# [THE PROBLEM]
Write out every entry exactly as it stands.

# [Collected data entries]
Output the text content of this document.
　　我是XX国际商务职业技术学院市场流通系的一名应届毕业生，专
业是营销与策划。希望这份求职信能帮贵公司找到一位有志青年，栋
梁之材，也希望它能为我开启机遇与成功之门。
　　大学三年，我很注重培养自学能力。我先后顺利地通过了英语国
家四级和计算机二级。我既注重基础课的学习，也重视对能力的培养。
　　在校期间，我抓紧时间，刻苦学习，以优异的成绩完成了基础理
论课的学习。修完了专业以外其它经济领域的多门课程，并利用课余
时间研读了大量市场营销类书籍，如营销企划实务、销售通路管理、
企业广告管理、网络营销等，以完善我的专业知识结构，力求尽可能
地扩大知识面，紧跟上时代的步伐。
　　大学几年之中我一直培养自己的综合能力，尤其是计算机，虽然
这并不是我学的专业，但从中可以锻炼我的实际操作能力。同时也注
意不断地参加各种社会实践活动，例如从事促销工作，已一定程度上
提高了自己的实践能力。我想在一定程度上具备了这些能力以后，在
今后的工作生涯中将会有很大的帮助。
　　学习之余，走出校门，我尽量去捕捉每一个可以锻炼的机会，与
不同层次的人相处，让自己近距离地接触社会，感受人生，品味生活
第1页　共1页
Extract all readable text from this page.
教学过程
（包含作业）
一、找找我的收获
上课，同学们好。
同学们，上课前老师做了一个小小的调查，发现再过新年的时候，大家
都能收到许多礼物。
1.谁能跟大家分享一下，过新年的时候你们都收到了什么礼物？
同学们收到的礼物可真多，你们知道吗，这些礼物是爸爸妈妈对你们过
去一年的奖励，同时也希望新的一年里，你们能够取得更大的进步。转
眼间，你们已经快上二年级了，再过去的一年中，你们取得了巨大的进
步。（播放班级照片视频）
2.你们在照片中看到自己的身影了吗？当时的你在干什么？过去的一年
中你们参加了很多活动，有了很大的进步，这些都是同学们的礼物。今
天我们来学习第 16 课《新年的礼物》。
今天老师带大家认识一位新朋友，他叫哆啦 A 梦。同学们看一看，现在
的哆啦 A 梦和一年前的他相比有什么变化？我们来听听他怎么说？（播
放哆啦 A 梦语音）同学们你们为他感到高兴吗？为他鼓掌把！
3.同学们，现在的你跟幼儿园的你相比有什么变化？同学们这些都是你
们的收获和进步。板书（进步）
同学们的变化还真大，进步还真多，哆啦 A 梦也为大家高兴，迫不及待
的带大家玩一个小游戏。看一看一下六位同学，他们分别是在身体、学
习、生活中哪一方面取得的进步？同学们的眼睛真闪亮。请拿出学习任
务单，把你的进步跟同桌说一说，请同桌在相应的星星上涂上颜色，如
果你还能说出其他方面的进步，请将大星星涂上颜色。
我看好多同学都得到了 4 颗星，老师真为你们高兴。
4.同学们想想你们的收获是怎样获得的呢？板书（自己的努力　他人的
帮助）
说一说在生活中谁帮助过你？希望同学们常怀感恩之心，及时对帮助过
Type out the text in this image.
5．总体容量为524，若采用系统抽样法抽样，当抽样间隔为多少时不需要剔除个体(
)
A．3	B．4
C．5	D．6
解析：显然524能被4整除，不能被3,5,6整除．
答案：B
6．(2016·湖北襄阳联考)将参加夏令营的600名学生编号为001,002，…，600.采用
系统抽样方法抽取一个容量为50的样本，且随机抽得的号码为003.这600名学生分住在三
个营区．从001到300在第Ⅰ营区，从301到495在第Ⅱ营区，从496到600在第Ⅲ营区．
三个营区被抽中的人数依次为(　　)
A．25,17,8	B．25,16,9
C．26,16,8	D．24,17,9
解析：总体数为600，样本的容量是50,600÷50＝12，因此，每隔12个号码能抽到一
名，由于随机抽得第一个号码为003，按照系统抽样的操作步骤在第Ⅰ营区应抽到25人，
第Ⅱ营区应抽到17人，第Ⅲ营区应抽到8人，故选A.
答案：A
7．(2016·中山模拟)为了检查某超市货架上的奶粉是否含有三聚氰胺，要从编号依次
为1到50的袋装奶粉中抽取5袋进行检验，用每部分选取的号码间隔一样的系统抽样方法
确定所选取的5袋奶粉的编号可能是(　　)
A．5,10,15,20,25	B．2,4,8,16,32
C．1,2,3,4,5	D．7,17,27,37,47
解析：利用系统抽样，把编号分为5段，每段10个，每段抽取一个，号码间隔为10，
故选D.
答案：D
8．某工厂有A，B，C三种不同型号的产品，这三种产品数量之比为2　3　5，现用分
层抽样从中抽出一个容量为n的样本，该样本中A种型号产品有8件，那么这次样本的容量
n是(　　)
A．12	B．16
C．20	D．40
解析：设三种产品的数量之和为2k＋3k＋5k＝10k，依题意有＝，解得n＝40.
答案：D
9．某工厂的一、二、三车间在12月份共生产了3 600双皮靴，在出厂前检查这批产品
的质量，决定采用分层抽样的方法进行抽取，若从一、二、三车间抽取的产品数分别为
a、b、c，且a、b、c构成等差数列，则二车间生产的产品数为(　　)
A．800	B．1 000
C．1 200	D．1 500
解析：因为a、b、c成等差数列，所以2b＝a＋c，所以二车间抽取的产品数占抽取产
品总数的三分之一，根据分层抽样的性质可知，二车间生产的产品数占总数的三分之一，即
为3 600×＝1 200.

# [EXERCISE RESULT]
Output the text content of this document.
　　我是XX国际商务职业技术学院市场流通系的一名应届毕业生，专
业是营销与策划。希望这份求职信能帮贵公司找到一位有志青年，栋
梁之材，也希望它能为我开启机遇与成功之门。
　　大学三年，我很注重培养自学能力。我先后顺利地通过了英语国
家四级和计算机二级。我既注重基础课的学习，也重视对能力的培养。
　　在校期间，我抓紧时间，刻苦学习，以优异的成绩完成了基础理
论课的学习。修完了专业以外其它经济领域的多门课程，并利用课余
时间研读了大量市场营销类书籍，如营销企划实务、销售通路管理、
企业广告管理、网络营销等，以完善我的专业知识结构，力求尽可能
地扩大知识面，紧跟上时代的步伐。
　　大学几年之中我一直培养自己的综合能力，尤其是计算机，虽然
这并不是我学的专业，但从中可以锻炼我的实际操作能力。同时也注
意不断地参加各种社会实践活动，例如从事促销工作，已一定程度上
提高了自己的实践能力。我想在一定程度上具备了这些能力以后，在
今后的工作生涯中将会有很大的帮助。
　　学习之余，走出校门，我尽量去捕捉每一个可以锻炼的机会，与
不同层次的人相处，让自己近距离地接触社会，感受人生，品味生活
第1页　共1页
Extract all readable text from this page.
教学过程
（包含作业）
一、找找我的收获
上课，同学们好。
同学们，上课前老师做了一个小小的调查，发现再过新年的时候，大家
都能收到许多礼物。
1.谁能跟大家分享一下，过新年的时候你们都收到了什么礼物？
同学们收到的礼物可真多，你们知道吗，这些礼物是爸爸妈妈对你们过
去一年的奖励，同时也希望新的一年里，你们能够取得更大的进步。转
眼间，你们已经快上二年级了，再过去的一年中，你们取得了巨大的进
步。（播放班级照片视频）
2.你们在照片中看到自己的身影了吗？当时的你在干什么？过去的一年
中你们参加了很多活动，有了很大的进步，这些都是同学们的礼物。今
天我们来学习第 16 课《新年的礼物》。
今天老师带大家认识一位新朋友，他叫哆啦 A 梦。同学们看一看，现在
的哆啦 A 梦和一年前的他相比有什么变化？我们来听听他怎么说？（播
放哆啦 A 梦语音）同学们你们为他感到高兴吗？为他鼓掌把！
3.同学们，现在的你跟幼儿园的你相比有什么变化？同学们这些都是你
们的收获和进步。板书（进步）
同学们的变化还真大，进步还真多，哆啦 A 梦也为大家高兴，迫不及待
的带大家玩一个小游戏。看一看一下六位同学，他们分别是在身体、学
习、生活中哪一方面取得的进步？同学们的眼睛真闪亮。请拿出学习任
务单，把你的进步跟同桌说一说，请同桌在相应的星星上涂上颜色，如
果你还能说出其他方面的进步，请将大星星涂上颜色。
我看好多同学都得到了 4 颗星，老师真为你们高兴。
4.同学们想想你们的收获是怎样获得的呢？板书（自己的努力　他人的
帮助）
说一说在生活中谁帮助过你？希望同学们常怀感恩之心，及时对帮助过
Type out the text in this image.
5．总体容量为524，若采用系统抽样法抽样，当抽样间隔为多少时不需要剔除个体(
)
A．3	B．4
C．5	D．6
解析：显然524能被4整除，不能被3,5,6整除．
答案：B
6．(2016·湖北襄阳联考)将参加夏令营的600名学生编号为001,002，…，600.采用
系统抽样方法抽取一个容量为50的样本，且随机抽得的号码为003.这600名学生分住在三
个营区．从001到300在第Ⅰ营区，从301到495在第Ⅱ营区，从496到600在第Ⅲ营区．
三个营区被抽中的人数依次为(　　)
A．25,17,8	B．25,16,9
C．26,16,8	D．24,17,9
解析：总体数为600，样本的容量是50,600÷50＝12，因此，每隔12个号码能抽到一
名，由于随机抽得第一个号码为003，按照系统抽样的操作步骤在第Ⅰ营区应抽到25人，
第Ⅱ营区应抽到17人，第Ⅲ营区应抽到8人，故选A.
答案：A
7．(2016·中山模拟)为了检查某超市货架上的奶粉是否含有三聚氰胺，要从编号依次
为1到50的袋装奶粉中抽取5袋进行检验，用每部分选取的号码间隔一样的系统抽样方法
确定所选取的5袋奶粉的编号可能是(　　)
A．5,10,15,20,25	B．2,4,8,16,32
C．1,2,3,4,5	D．7,17,27,37,47
解析：利用系统抽样，把编号分为5段，每段10个，每段抽取一个，号码间隔为10，
故选D.
答案：D
8．某工厂有A，B，C三种不同型号的产品，这三种产品数量之比为2　3　5，现用分
层抽样从中抽出一个容量为n的样本，该样本中A种型号产品有8件，那么这次样本的容量
n是(　　)
A．12	B．16
C．20	D．40
解析：设三种产品的数量之和为2k＋3k＋5k＝10k，依题意有＝，解得n＝40.
答案：D
9．某工厂的一、二、三车间在12月份共生产了3 600双皮靴，在出厂前检查这批产品
的质量，决定采用分层抽样的方法进行抽取，若从一、二、三车间抽取的产品数分别为
a、b、c，且a、b、c构成等差数列，则二车间生产的产品数为(　　)
A．800	B．1 000
C．1 200	D．1 500
解析：因为a、b、c成等差数列，所以2b＝a＋c，所以二车间抽取的产品数占抽取产
品总数的三分之一，根据分层抽样的性质可知，二车间生产的产品数占总数的三分之一，即
为3 600×＝1 200.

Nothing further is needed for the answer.